Check each line of the records for "euros"; collect those that have it.

Dataset:
········

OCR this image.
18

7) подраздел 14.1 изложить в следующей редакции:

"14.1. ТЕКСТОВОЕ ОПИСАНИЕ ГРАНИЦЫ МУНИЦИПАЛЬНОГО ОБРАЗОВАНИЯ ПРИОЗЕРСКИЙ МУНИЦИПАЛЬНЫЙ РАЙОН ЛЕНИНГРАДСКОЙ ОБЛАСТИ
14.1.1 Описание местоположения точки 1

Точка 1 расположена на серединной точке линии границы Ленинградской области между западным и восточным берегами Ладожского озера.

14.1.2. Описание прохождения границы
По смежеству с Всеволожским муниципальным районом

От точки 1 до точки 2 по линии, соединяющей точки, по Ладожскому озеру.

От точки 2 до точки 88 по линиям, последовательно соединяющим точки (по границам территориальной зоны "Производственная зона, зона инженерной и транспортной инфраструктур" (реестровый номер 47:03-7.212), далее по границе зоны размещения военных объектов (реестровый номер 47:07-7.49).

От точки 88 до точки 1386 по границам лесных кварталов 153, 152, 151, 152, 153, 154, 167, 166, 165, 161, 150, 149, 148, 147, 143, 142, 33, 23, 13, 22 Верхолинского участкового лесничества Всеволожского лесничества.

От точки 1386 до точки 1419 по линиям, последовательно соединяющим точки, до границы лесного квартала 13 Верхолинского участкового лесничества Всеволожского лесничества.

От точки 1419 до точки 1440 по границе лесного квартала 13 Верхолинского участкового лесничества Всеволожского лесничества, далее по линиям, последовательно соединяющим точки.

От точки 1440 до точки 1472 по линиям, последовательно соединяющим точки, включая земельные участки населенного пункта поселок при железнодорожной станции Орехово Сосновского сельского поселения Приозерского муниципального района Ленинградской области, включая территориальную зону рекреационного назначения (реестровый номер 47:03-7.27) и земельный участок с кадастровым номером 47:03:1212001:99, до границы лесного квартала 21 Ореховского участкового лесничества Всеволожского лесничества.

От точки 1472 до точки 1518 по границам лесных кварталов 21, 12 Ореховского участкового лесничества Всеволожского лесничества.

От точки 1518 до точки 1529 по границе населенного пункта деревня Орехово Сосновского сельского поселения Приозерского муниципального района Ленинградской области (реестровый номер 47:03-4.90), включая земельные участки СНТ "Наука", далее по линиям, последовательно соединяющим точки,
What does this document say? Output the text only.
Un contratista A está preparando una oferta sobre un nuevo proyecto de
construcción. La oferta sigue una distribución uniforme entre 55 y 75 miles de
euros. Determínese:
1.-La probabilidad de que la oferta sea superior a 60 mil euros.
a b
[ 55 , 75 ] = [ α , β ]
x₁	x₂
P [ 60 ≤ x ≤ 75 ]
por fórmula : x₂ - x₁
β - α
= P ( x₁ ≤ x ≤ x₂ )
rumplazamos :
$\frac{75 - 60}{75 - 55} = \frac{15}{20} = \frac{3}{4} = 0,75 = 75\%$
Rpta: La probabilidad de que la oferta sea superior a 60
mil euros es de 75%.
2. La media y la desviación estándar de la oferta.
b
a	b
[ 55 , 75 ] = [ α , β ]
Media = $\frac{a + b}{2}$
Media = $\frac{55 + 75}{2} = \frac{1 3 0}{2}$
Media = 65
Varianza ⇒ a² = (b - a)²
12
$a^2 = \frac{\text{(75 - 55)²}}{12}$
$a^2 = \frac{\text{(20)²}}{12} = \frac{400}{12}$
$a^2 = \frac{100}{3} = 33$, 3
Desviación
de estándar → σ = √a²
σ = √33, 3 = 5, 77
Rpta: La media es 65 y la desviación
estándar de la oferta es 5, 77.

········

Task solution:
euros. Determínese:
1.-La probabilidad de que la oferta sea superior a 60 mil euros.
mil euros es de 75%.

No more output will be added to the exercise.